Every line of the data must be copied exactly.

━━ Exercise materials ━━

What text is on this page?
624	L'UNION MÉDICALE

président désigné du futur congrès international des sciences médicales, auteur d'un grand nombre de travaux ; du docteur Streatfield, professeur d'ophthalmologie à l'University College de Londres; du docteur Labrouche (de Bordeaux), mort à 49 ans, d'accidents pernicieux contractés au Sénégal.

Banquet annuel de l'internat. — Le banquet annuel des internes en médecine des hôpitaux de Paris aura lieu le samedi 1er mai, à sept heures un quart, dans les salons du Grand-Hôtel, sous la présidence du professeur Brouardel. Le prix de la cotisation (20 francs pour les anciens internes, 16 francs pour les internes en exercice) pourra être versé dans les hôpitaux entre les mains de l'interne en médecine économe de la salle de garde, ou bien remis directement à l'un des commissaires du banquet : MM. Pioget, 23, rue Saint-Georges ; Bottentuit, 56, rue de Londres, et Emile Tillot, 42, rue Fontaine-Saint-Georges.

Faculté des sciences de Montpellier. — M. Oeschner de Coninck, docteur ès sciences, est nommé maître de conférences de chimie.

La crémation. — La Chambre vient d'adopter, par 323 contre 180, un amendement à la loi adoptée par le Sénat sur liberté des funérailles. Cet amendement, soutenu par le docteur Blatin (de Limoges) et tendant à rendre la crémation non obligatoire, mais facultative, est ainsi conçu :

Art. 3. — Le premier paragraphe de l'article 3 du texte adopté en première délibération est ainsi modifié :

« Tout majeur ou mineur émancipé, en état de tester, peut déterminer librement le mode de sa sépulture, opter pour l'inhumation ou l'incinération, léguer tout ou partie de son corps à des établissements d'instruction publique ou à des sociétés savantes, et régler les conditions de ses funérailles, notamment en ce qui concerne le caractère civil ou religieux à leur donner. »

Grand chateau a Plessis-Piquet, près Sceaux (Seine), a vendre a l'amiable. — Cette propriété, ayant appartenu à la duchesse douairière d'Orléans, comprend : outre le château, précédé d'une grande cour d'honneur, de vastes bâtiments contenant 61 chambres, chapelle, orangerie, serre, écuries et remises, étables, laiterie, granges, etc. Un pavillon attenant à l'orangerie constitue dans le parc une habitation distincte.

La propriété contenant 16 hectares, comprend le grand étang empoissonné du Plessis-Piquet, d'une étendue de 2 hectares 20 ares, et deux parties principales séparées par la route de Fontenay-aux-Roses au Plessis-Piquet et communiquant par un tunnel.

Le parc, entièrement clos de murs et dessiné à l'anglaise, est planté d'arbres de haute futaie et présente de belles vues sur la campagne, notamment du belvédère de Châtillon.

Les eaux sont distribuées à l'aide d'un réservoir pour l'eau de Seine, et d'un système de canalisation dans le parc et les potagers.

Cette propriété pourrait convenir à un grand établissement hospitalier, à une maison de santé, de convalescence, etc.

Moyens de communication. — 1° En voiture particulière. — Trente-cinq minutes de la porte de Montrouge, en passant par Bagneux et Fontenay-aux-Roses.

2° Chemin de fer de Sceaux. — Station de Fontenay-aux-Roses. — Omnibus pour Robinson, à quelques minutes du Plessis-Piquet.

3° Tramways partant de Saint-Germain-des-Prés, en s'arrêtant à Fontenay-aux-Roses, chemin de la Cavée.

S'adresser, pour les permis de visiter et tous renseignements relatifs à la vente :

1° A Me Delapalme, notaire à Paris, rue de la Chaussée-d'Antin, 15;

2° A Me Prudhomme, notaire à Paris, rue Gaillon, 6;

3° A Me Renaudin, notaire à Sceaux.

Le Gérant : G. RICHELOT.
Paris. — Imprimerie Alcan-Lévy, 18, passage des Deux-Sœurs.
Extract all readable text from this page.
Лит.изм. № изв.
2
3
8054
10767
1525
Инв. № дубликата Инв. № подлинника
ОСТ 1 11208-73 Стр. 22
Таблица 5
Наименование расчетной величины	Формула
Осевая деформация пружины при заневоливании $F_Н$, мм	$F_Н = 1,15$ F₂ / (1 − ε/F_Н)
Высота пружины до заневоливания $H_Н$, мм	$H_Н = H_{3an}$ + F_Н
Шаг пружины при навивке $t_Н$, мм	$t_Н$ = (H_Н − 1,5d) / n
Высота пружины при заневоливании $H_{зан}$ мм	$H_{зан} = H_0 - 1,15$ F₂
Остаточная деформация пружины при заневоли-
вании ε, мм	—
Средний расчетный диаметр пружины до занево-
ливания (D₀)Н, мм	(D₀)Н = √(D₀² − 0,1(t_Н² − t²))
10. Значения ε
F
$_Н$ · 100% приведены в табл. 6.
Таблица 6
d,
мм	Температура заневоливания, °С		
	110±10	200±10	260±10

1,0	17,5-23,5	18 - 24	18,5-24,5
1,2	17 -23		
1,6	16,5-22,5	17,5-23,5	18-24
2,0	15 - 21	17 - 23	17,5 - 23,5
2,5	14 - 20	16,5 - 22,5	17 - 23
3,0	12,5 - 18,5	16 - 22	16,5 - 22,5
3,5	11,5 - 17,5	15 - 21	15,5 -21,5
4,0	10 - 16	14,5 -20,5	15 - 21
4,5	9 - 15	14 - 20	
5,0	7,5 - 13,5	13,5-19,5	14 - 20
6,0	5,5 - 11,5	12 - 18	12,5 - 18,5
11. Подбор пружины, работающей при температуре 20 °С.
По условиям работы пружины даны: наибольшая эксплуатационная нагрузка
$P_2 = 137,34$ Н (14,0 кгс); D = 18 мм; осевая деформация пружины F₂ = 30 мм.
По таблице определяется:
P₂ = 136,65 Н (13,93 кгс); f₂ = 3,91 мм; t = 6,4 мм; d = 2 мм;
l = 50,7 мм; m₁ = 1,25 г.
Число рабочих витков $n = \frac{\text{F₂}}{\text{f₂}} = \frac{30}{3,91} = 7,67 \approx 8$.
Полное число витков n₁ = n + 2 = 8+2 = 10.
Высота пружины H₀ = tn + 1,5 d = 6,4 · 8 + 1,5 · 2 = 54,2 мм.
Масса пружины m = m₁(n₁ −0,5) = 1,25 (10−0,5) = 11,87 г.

━━━

* Exercise solution:
What text is on this page?
624	L'UNION MÉDICALE

président désigné du futur congrès international des sciences médicales, auteur d'un grand nombre de travaux ; du docteur Streatfield, professeur d'ophthalmologie à l'University College de Londres; du docteur Labrouche (de Bordeaux), mort à 49 ans, d'accidents pernicieux contractés au Sénégal.

Banquet annuel de l'internat. — Le banquet annuel des internes en médecine des hôpitaux de Paris aura lieu le samedi 1er mai, à sept heures un quart, dans les salons du Grand-Hôtel, sous la présidence du professeur Brouardel. Le prix de la cotisation (20 francs pour les anciens internes, 16 francs pour les internes en exercice) pourra être versé dans les hôpitaux entre les mains de l'interne en médecine économe de la salle de garde, ou bien remis directement à l'un des commissaires du banquet : MM. Pioget, 23, rue Saint-Georges ; Bottentuit, 56, rue de Londres, et Emile Tillot, 42, rue Fontaine-Saint-Georges.

Faculté des sciences de Montpellier. — M. Oeschner de Coninck, docteur ès sciences, est nommé maître de conférences de chimie.

La crémation. — La Chambre vient d'adopter, par 323 contre 180, un amendement à la loi adoptée par le Sénat sur liberté des funérailles. Cet amendement, soutenu par le docteur Blatin (de Limoges) et tendant à rendre la crémation non obligatoire, mais facultative, est ainsi conçu :

Art. 3. — Le premier paragraphe de l'article 3 du texte adopté en première délibération est ainsi modifié :

« Tout majeur ou mineur émancipé, en état de tester, peut déterminer librement le mode de sa sépulture, opter pour l'inhumation ou l'incinération, léguer tout ou partie de son corps à des établissements d'instruction publique ou à des sociétés savantes, et régler les conditions de ses funérailles, notamment en ce qui concerne le caractère civil ou religieux à leur donner. »

Grand chateau a Plessis-Piquet, près Sceaux (Seine), a vendre a l'amiable. — Cette propriété, ayant appartenu à la duchesse douairière d'Orléans, comprend : outre le château, précédé d'une grande cour d'honneur, de vastes bâtiments contenant 61 chambres, chapelle, orangerie, serre, écuries et remises, étables, laiterie, granges, etc. Un pavillon attenant à l'orangerie constitue dans le parc une habitation distincte.

La propriété contenant 16 hectares, comprend le grand étang empoissonné du Plessis-Piquet, d'une étendue de 2 hectares 20 ares, et deux parties principales séparées par la route de Fontenay-aux-Roses au Plessis-Piquet et communiquant par un tunnel.

Le parc, entièrement clos de murs et dessiné à l'anglaise, est planté d'arbres de haute futaie et présente de belles vues sur la campagne, notamment du belvédère de Châtillon.

Les eaux sont distribuées à l'aide d'un réservoir pour l'eau de Seine, et d'un système de canalisation dans le parc et les potagers.

Cette propriété pourrait convenir à un grand établissement hospitalier, à une maison de santé, de convalescence, etc.

Moyens de communication. — 1° En voiture particulière. — Trente-cinq minutes de la porte de Montrouge, en passant par Bagneux et Fontenay-aux-Roses.

2° Chemin de fer de Sceaux. — Station de Fontenay-aux-Roses. — Omnibus pour Robinson, à quelques minutes du Plessis-Piquet.

3° Tramways partant de Saint-Germain-des-Prés, en s'arrêtant à Fontenay-aux-Roses, chemin de la Cavée.

S'adresser, pour les permis de visiter et tous renseignements relatifs à la vente :

1° A Me Delapalme, notaire à Paris, rue de la Chaussée-d'Antin, 15;

2° A Me Prudhomme, notaire à Paris, rue Gaillon, 6;

3° A Me Renaudin, notaire à Sceaux.

Le Gérant : G. RICHELOT.
Paris. — Imprimerie Alcan-Lévy, 18, passage des Deux-Sœurs.
Extract all readable text from this page.
Лит.изм. № изв.
2
3
8054
10767
1525
Инв. № дубликата Инв. № подлинника
ОСТ 1 11208-73 Стр. 22
Таблица 5
Наименование расчетной величины	Формула
Осевая деформация пружины при заневоливании $F_Н$, мм	$F_Н = 1,15$ F₂ / (1 − ε/F_Н)
Высота пружины до заневоливания $H_Н$, мм	$H_Н = H_{3an}$ + F_Н
Шаг пружины при навивке $t_Н$, мм	$t_Н$ = (H_Н − 1,5d) / n
Высота пружины при заневоливании $H_{зан}$ мм	$H_{зан} = H_0 - 1,15$ F₂
Остаточная деформация пружины при заневоли-
вании ε, мм	—
Средний расчетный диаметр пружины до занево-
ливания (D₀)Н, мм	(D₀)Н = √(D₀² − 0,1(t_Н² − t²))
10. Значения ε
F
$_Н$ · 100% приведены в табл. 6.
Таблица 6
d,
мм	Температура заневоливания, °С		
	110±10	200±10	260±10

1,0	17,5-23,5	18 - 24	18,5-24,5
1,2	17 -23		
1,6	16,5-22,5	17,5-23,5	18-24
2,0	15 - 21	17 - 23	17,5 - 23,5
2,5	14 - 20	16,5 - 22,5	17 - 23
3,0	12,5 - 18,5	16 - 22	16,5 - 22,5
3,5	11,5 - 17,5	15 - 21	15,5 -21,5
4,0	10 - 16	14,5 -20,5	15 - 21
4,5	9 - 15	14 - 20	
5,0	7,5 - 13,5	13,5-19,5	14 - 20
6,0	5,5 - 11,5	12 - 18	12,5 - 18,5
11. Подбор пружины, работающей при температуре 20 °С.
По условиям работы пружины даны: наибольшая эксплуатационная нагрузка
$P_2 = 137,34$ Н (14,0 кгс); D = 18 мм; осевая деформация пружины F₂ = 30 мм.
По таблице определяется:
P₂ = 136,65 Н (13,93 кгс); f₂ = 3,91 мм; t = 6,4 мм; d = 2 мм;
l = 50,7 мм; m₁ = 1,25 г.
Число рабочих витков $n = \frac{\text{F₂}}{\text{f₂}} = \frac{30}{3,91} = 7,67 \approx 8$.
Полное число витков n₁ = n + 2 = 8+2 = 10.
Высота пружины H₀ = tn + 1,5 d = 6,4 · 8 + 1,5 · 2 = 54,2 мм.
Масса пружины m = m₁(n₁ −0,5) = 1,25 (10−0,5) = 11,87 г.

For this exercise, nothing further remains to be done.